→ **Problem to work on**
Edit the material below, changing every "interactable" to "clickable" and leaving everything else as it is.

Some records
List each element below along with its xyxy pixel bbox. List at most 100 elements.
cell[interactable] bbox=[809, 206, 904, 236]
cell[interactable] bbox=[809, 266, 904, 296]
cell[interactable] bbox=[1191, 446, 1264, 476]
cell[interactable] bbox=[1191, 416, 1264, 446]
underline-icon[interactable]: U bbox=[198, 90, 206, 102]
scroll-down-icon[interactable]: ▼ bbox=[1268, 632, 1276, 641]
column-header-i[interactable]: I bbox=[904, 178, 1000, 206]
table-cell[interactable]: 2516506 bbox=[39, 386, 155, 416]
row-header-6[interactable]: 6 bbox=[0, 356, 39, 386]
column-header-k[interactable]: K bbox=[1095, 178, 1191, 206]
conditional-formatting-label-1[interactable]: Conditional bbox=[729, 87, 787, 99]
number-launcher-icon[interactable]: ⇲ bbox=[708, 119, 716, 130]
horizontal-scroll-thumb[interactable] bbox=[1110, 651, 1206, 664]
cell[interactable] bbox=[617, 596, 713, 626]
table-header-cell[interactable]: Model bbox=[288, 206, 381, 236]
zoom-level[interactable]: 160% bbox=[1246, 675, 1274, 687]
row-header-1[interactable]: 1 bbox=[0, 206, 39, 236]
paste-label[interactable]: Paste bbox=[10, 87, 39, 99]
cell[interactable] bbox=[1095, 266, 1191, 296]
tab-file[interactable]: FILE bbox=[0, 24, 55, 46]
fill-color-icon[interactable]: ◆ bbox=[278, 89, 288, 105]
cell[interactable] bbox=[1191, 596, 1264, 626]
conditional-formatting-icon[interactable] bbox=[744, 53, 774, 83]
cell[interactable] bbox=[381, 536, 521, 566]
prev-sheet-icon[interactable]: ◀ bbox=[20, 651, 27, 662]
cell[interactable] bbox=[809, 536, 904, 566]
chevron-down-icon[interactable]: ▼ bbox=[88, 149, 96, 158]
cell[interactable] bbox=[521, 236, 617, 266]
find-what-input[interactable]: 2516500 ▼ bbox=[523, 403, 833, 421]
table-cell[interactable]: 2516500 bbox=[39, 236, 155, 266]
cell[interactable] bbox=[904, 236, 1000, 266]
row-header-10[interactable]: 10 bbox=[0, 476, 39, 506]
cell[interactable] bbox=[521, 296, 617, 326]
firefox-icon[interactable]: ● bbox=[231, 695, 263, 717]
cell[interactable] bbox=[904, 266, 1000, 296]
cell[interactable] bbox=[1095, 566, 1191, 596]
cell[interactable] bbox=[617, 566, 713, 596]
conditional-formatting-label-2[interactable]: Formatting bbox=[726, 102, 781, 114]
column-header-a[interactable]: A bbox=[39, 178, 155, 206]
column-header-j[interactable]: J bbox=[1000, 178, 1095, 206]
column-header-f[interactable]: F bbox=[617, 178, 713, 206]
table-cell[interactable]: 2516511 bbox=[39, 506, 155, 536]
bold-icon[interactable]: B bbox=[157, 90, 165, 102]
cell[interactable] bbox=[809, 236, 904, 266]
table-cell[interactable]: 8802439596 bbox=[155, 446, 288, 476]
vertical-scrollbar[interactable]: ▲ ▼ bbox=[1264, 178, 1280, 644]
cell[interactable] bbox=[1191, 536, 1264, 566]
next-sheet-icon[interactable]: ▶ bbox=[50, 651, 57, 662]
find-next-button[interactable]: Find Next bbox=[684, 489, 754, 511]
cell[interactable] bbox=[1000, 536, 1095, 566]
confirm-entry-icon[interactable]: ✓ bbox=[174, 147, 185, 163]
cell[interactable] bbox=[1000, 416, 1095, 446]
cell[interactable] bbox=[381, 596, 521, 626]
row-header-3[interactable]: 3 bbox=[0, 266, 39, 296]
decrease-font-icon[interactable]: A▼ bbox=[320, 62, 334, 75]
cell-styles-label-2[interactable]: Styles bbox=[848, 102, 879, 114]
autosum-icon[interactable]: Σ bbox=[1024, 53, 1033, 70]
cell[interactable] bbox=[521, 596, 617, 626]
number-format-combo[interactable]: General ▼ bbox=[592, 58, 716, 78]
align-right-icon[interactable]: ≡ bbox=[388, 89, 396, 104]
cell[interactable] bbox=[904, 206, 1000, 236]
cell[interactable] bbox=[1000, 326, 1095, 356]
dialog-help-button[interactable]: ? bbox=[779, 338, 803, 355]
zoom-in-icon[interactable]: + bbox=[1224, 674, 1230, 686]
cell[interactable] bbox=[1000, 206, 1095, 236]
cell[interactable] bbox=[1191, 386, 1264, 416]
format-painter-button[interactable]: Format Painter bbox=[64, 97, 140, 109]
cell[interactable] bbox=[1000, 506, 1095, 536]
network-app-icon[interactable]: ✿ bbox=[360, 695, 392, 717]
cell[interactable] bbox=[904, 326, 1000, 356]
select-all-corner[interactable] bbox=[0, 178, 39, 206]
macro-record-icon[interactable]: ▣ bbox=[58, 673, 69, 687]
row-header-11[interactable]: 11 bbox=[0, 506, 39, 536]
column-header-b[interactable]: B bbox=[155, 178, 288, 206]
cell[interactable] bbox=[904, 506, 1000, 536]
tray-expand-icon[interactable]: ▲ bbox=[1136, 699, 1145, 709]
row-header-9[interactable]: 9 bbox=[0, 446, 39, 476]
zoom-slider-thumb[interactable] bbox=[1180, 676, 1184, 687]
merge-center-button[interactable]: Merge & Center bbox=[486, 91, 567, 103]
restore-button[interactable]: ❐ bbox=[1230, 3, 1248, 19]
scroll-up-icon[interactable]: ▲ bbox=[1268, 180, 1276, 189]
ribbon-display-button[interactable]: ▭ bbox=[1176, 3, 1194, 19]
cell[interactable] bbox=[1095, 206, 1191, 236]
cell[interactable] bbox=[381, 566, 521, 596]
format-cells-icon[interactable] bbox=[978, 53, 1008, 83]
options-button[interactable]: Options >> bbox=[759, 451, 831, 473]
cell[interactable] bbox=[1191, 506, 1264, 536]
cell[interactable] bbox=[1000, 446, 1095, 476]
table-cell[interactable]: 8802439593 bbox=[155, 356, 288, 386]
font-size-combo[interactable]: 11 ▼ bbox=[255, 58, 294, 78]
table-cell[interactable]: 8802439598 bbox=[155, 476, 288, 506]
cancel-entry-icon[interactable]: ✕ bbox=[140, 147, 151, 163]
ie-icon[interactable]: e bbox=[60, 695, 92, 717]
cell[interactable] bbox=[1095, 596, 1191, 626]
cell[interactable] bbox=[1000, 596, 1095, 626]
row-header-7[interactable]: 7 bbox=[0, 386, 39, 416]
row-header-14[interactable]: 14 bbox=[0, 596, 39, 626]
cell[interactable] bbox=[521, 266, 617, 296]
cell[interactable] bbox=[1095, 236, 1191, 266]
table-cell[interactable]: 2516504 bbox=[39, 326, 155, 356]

→ **Answer for the task**
List each element below along with its xyxy pixel bbox. List at most 100 elements.
cell[clickable] bbox=[809, 206, 904, 236]
cell[clickable] bbox=[809, 266, 904, 296]
cell[clickable] bbox=[1191, 446, 1264, 476]
cell[clickable] bbox=[1191, 416, 1264, 446]
underline-icon[clickable]: U bbox=[198, 90, 206, 102]
scroll-down-icon[clickable]: ▼ bbox=[1268, 632, 1276, 641]
column-header-i[clickable]: I bbox=[904, 178, 1000, 206]
table-cell[clickable]: 2516506 bbox=[39, 386, 155, 416]
row-header-6[clickable]: 6 bbox=[0, 356, 39, 386]
column-header-k[clickable]: K bbox=[1095, 178, 1191, 206]
conditional-formatting-label-1[clickable]: Conditional bbox=[729, 87, 787, 99]
number-launcher-icon[clickable]: ⇲ bbox=[708, 119, 716, 130]
horizontal-scroll-thumb[clickable] bbox=[1110, 651, 1206, 664]
cell[clickable] bbox=[617, 596, 713, 626]
table-header-cell[clickable]: Model bbox=[288, 206, 381, 236]
zoom-level[clickable]: 160% bbox=[1246, 675, 1274, 687]
row-header-1[clickable]: 1 bbox=[0, 206, 39, 236]
paste-label[clickable]: Paste bbox=[10, 87, 39, 99]
cell[clickable] bbox=[1095, 266, 1191, 296]
tab-file[clickable]: FILE bbox=[0, 24, 55, 46]
fill-color-icon[clickable]: ◆ bbox=[278, 89, 288, 105]
cell[clickable] bbox=[1191, 596, 1264, 626]
conditional-formatting-icon[clickable] bbox=[744, 53, 774, 83]
cell[clickable] bbox=[381, 536, 521, 566]
prev-sheet-icon[clickable]: ◀ bbox=[20, 651, 27, 662]
cell[clickable] bbox=[809, 536, 904, 566]
chevron-down-icon[clickable]: ▼ bbox=[88, 149, 96, 158]
cell[clickable] bbox=[521, 236, 617, 266]
find-what-input[clickable]: 2516500 ▼ bbox=[523, 403, 833, 421]
table-cell[clickable]: 2516500 bbox=[39, 236, 155, 266]
cell[clickable] bbox=[904, 236, 1000, 266]
row-header-10[clickable]: 10 bbox=[0, 476, 39, 506]
cell[clickable] bbox=[521, 296, 617, 326]
firefox-icon[clickable]: ● bbox=[231, 695, 263, 717]
cell[clickable] bbox=[904, 266, 1000, 296]
cell[clickable] bbox=[1095, 566, 1191, 596]
cell[clickable] bbox=[617, 566, 713, 596]
conditional-formatting-label-2[clickable]: Formatting bbox=[726, 102, 781, 114]
column-header-a[clickable]: A bbox=[39, 178, 155, 206]
column-header-j[clickable]: J bbox=[1000, 178, 1095, 206]
column-header-f[clickable]: F bbox=[617, 178, 713, 206]
table-cell[clickable]: 2516511 bbox=[39, 506, 155, 536]
bold-icon[clickable]: B bbox=[157, 90, 165, 102]
cell[clickable] bbox=[809, 236, 904, 266]
table-cell[clickable]: 8802439596 bbox=[155, 446, 288, 476]
vertical-scrollbar[clickable]: ▲ ▼ bbox=[1264, 178, 1280, 644]
cell[clickable] bbox=[1191, 536, 1264, 566]
next-sheet-icon[clickable]: ▶ bbox=[50, 651, 57, 662]
find-next-button[clickable]: Find Next bbox=[684, 489, 754, 511]
cell[clickable] bbox=[1000, 536, 1095, 566]
confirm-entry-icon[clickable]: ✓ bbox=[174, 147, 185, 163]
cell[clickable] bbox=[1000, 416, 1095, 446]
cell[clickable] bbox=[381, 596, 521, 626]
row-header-3[clickable]: 3 bbox=[0, 266, 39, 296]
decrease-font-icon[clickable]: A▼ bbox=[320, 62, 334, 75]
cell-styles-label-2[clickable]: Styles bbox=[848, 102, 879, 114]
autosum-icon[clickable]: Σ bbox=[1024, 53, 1033, 70]
cell[clickable] bbox=[521, 596, 617, 626]
number-format-combo[clickable]: General ▼ bbox=[592, 58, 716, 78]
align-right-icon[clickable]: ≡ bbox=[388, 89, 396, 104]
cell[clickable] bbox=[904, 206, 1000, 236]
cell[clickable] bbox=[1000, 326, 1095, 356]
dialog-help-button[clickable]: ? bbox=[779, 338, 803, 355]
zoom-in-icon[clickable]: + bbox=[1224, 674, 1230, 686]
cell[clickable] bbox=[1000, 206, 1095, 236]
cell[clickable] bbox=[1191, 386, 1264, 416]
format-painter-button[clickable]: Format Painter bbox=[64, 97, 140, 109]
cell[clickable] bbox=[1000, 506, 1095, 536]
network-app-icon[clickable]: ✿ bbox=[360, 695, 392, 717]
cell[clickable] bbox=[904, 326, 1000, 356]
select-all-corner[clickable] bbox=[0, 178, 39, 206]
macro-record-icon[clickable]: ▣ bbox=[58, 673, 69, 687]
row-header-11[clickable]: 11 bbox=[0, 506, 39, 536]
column-header-b[clickable]: B bbox=[155, 178, 288, 206]
cell[clickable] bbox=[904, 506, 1000, 536]
tray-expand-icon[clickable]: ▲ bbox=[1136, 699, 1145, 709]
row-header-9[clickable]: 9 bbox=[0, 446, 39, 476]
zoom-slider-thumb[clickable] bbox=[1180, 676, 1184, 687]
merge-center-button[clickable]: Merge & Center bbox=[486, 91, 567, 103]
restore-button[clickable]: ❐ bbox=[1230, 3, 1248, 19]
scroll-up-icon[clickable]: ▲ bbox=[1268, 180, 1276, 189]
ribbon-display-button[clickable]: ▭ bbox=[1176, 3, 1194, 19]
cell[clickable] bbox=[1095, 206, 1191, 236]
cell[clickable] bbox=[381, 566, 521, 596]
format-cells-icon[clickable] bbox=[978, 53, 1008, 83]
options-button[clickable]: Options >> bbox=[759, 451, 831, 473]
cell[clickable] bbox=[1191, 506, 1264, 536]
cell[clickable] bbox=[1000, 446, 1095, 476]
table-cell[clickable]: 8802439593 bbox=[155, 356, 288, 386]
font-size-combo[clickable]: 11 ▼ bbox=[255, 58, 294, 78]
table-cell[clickable]: 8802439598 bbox=[155, 476, 288, 506]
cancel-entry-icon[clickable]: ✕ bbox=[140, 147, 151, 163]
ie-icon[clickable]: e bbox=[60, 695, 92, 717]
cell[clickable] bbox=[1095, 596, 1191, 626]
cell[clickable] bbox=[1000, 596, 1095, 626]
row-header-7[clickable]: 7 bbox=[0, 386, 39, 416]
row-header-14[clickable]: 14 bbox=[0, 596, 39, 626]
cell[clickable] bbox=[521, 266, 617, 296]
cell[clickable] bbox=[1095, 236, 1191, 266]
table-cell[clickable]: 2516504 bbox=[39, 326, 155, 356]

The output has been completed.